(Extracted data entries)
┌──

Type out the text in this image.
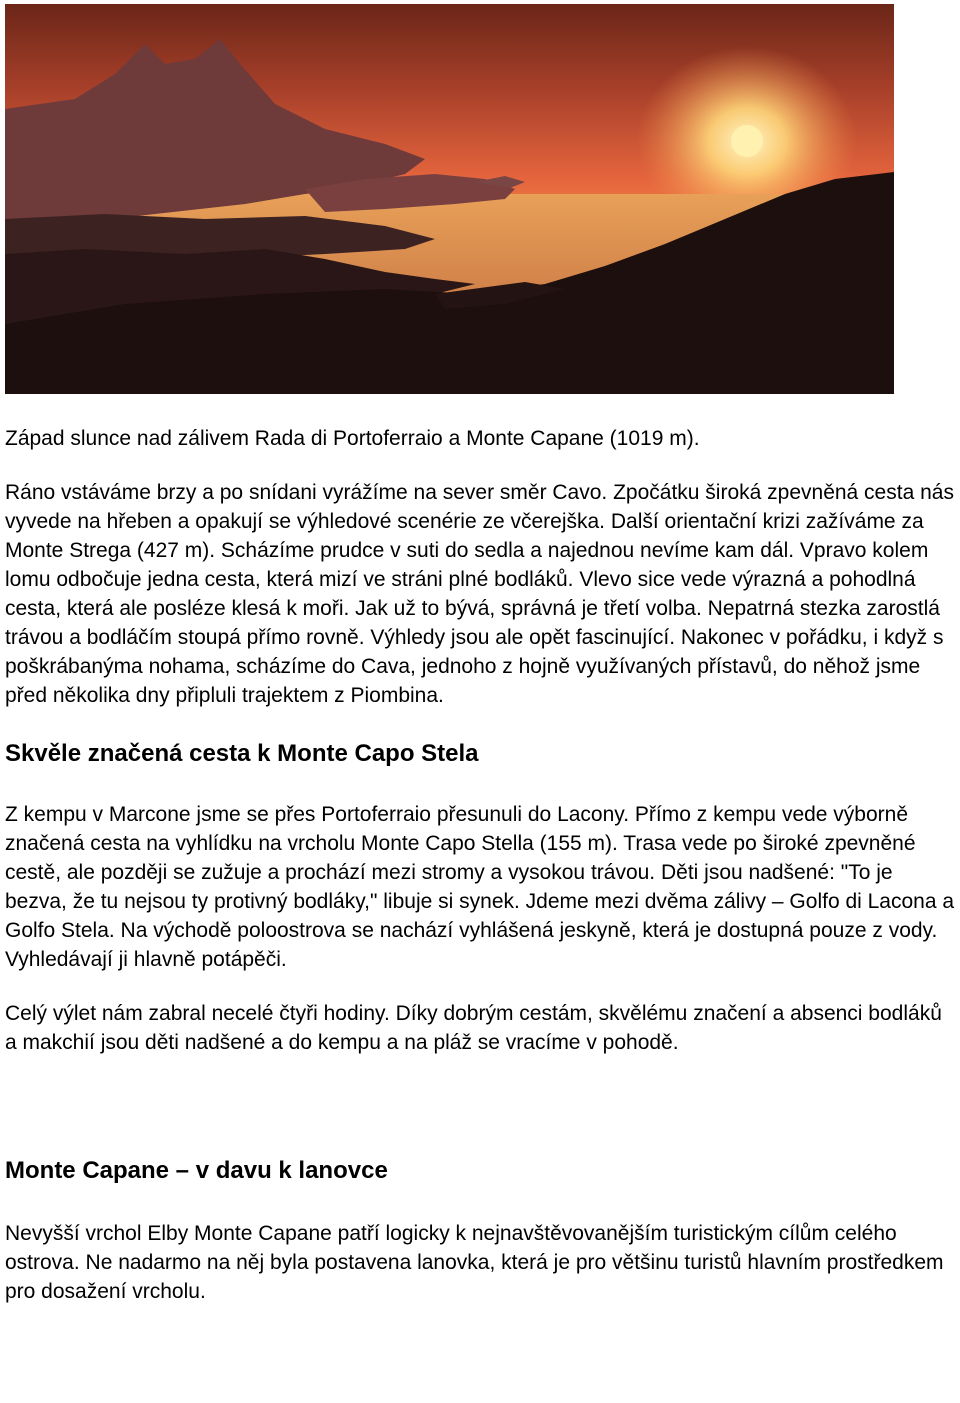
Západ slunce nad zálivem Rada di Portoferraio a Monte Capane (1019 m).

Ráno vstáváme brzy a po snídani vyrážíme na sever směr Cavo. Zpočátku široká zpevněná cesta nás vyvede na hřeben a opakují se výhledové scenérie ze včerejška. Další orientační krizi zažíváme za Monte Strega (427 m). Scházíme prudce v suti do sedla a najednou nevíme kam dál. Vpravo kolem lomu odbočuje jedna cesta, která mizí ve stráni plné bodláků. Vlevo sice vede výrazná a pohodlná cesta, která ale posléze klesá k moři. Jak už to bývá, správná je třetí volba. Nepatrná stezka zarostlá trávou a bodláčím stoupá přímo rovně. Výhledy jsou ale opět fascinující. Nakonec v pořádku, i když s poškrábanýma nohama, scházíme do Cava, jednoho z hojně využívaných přístavů, do něhož jsme před několika dny připluli trajektem z Piombina.

Skvěle značená cesta k Monte Capo Stela

Z kempu v Marcone jsme se přes Portoferraio přesunuli do Lacony. Přímo z kempu vede výborně značená cesta na vyhlídku na vrcholu Monte Capo Stella (155 m). Trasa vede po široké zpevněné cestě, ale později se zužuje a prochází mezi stromy a vysokou trávou. Děti jsou nadšené: "To je bezva, že tu nejsou ty protivný bodláky," libuje si synek. Jdeme mezi dvěma zálivy – Golfo di Lacona a Golfo Stela. Na východě poloostrova se nachází vyhlášená jeskyně, která je dostupná pouze z vody. Vyhledávají ji hlavně potápěči.

Celý výlet nám zabral necelé čtyři hodiny. Díky dobrým cestám, skvělému značení a absenci bodláků a makchií jsou děti nadšené a do kempu a na pláž se vracíme v pohodě.

Monte Capane – v davu k lanovce

Nevyšší vrchol Elby Monte Capane patří logicky k nejnavštěvovanějším turistickým cílům celého ostrova. Ne nadarmo na něj byla postavena lanovka, která je pro většinu turistů hlavním prostředkem pro dosažení vrcholu.
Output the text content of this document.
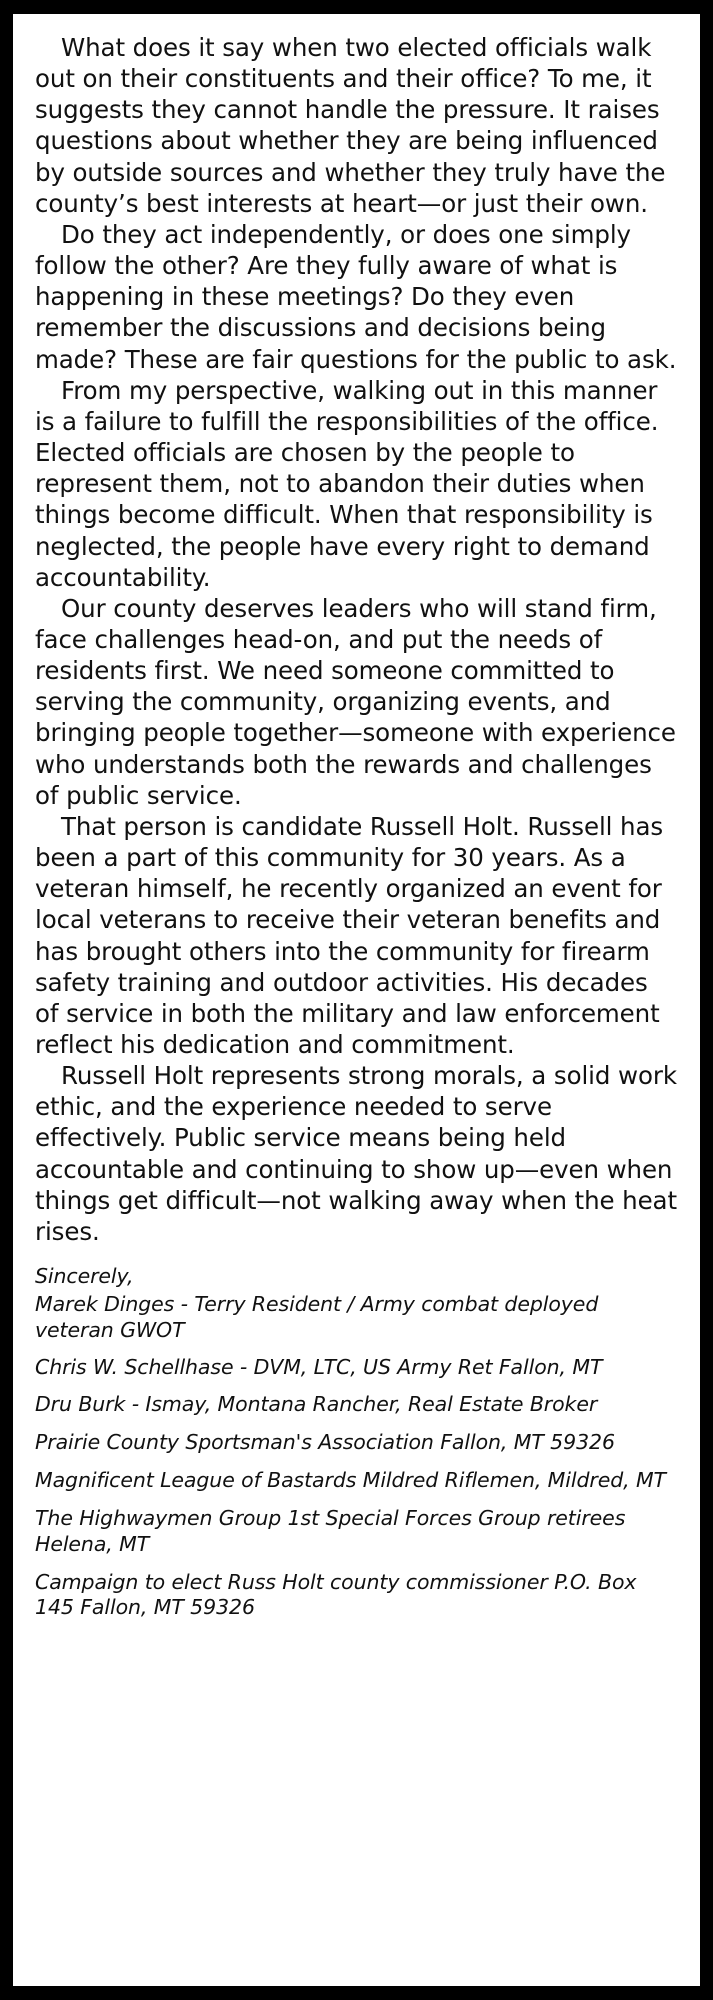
What does it say when two elected officials walk out on their constituents and their office? To me, it suggests they cannot handle the pressure. It raises questions about whether they are being influenced by outside sources and whether they truly have the county’s best interests at heart—or just their own.

Do they act independently, or does one simply follow the other? Are they fully aware of what is happening in these meetings? Do they even remember the discussions and decisions being made? These are fair questions for the public to ask.

From my perspective, walking out in this manner is a failure to fulfill the responsibilities of the office. Elected officials are chosen by the people to represent them, not to abandon their duties when things become difficult. When that responsibility is neglected, the people have every right to demand accountability.

Our county deserves leaders who will stand firm, face challenges head-on, and put the needs of residents first. We need someone committed to serving the community, organizing events, and bringing people together—someone with experience who understands both the rewards and challenges of public service.

That person is candidate Russell Holt. Russell has been a part of this community for 30 years. As a veteran himself, he recently organized an event for local veterans to receive their veteran benefits and has brought others into the community for firearm safety training and outdoor activities. His decades of service in both the military and law enforcement reflect his dedication and commitment.

Russell Holt represents strong morals, a solid work ethic, and the experience needed to serve effectively. Public service means being held accountable and continuing to show up—even when things get difficult—not walking away when the heat rises.

Sincerely,

Marek Dinges - Terry Resident / Army combat deployed veteran GWOT

Chris W. Schellhase - DVM, LTC, US Army Ret Fallon, MT

Dru Burk - Ismay, Montana Rancher, Real Estate Broker

Prairie County Sportsman's Association Fallon, MT 59326

Magnificent League of Bastards Mildred Riflemen, Mildred, MT

The Highwaymen Group 1st Special Forces Group retirees Helena, MT

Campaign to elect Russ Holt county commissioner P.O. Box 145 Fallon, MT 59326
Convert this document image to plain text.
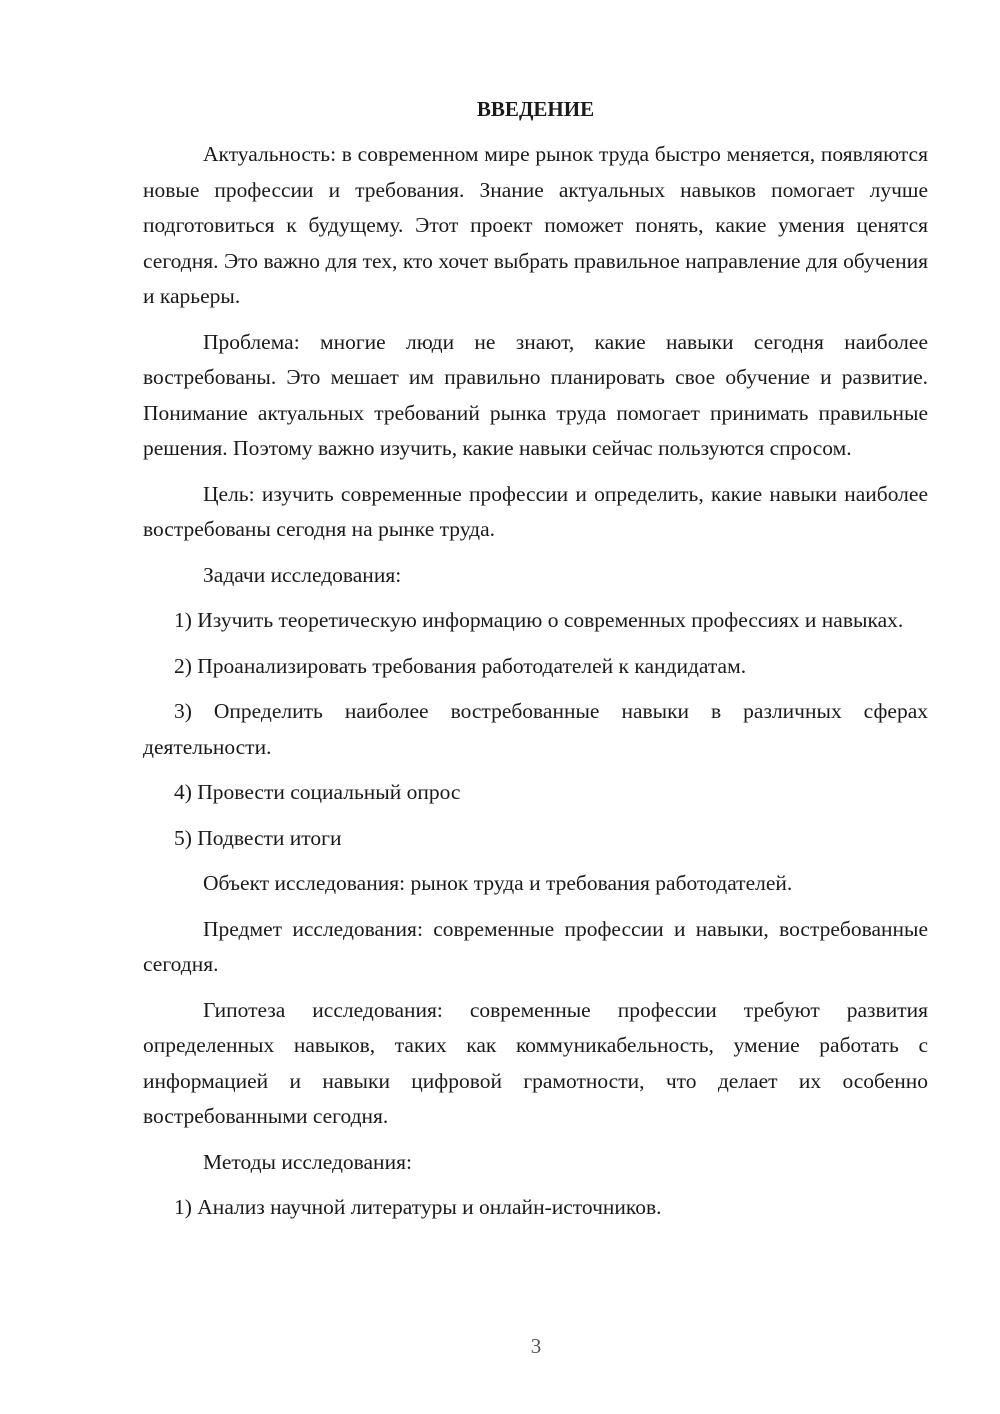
ВВЕДЕНИЕ

Актуальность: в современном мире рынок труда быстро меняется, появляются новые профессии и требования. Знание актуальных навыков помогает лучше подготовиться к будущему. Этот проект поможет понять, какие умения ценятся сегодня. Это важно для тех, кто хочет выбрать правильное направление для обучения и карьеры.

Проблема: многие люди не знают, какие навыки сегодня наиболее востребованы. Это мешает им правильно планировать свое обучение и развитие. Понимание актуальных требований рынка труда помогает принимать правильные решения. Поэтому важно изучить, какие навыки сейчас пользуются спросом.

Цель: изучить современные профессии и определить, какие навыки наиболее востребованы сегодня на рынке труда.

Задачи исследования:

1) Изучить теоретическую информацию о современных профессиях и навыках.

2) Проанализировать требования работодателей к кандидатам.

3) Определить наиболее востребованные навыки в различных сферах деятельности.

4) Провести социальный опрос

5) Подвести итоги

Объект исследования: рынок труда и требования работодателей.

Предмет исследования: современные профессии и навыки, востребованные сегодня.

Гипотеза исследования: современные профессии требуют развития определенных навыков, таких как коммуникабельность, умение работать с информацией и навыки цифровой грамотности, что делает их особенно востребованными сегодня.

Методы исследования:

1) Анализ научной литературы и онлайн-источников.

3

└──

What you are asked to do
Write out every line of the listing that holds the word "Fallon".

Solution for this exercise
Chris W. Schellhase - DVM, LTC, US Army Ret Fallon, MT
Prairie County Sportsman's Association Fallon, MT 59326
Campaign to elect Russ Holt county commissioner P.O. Box 145 Fallon, MT 59326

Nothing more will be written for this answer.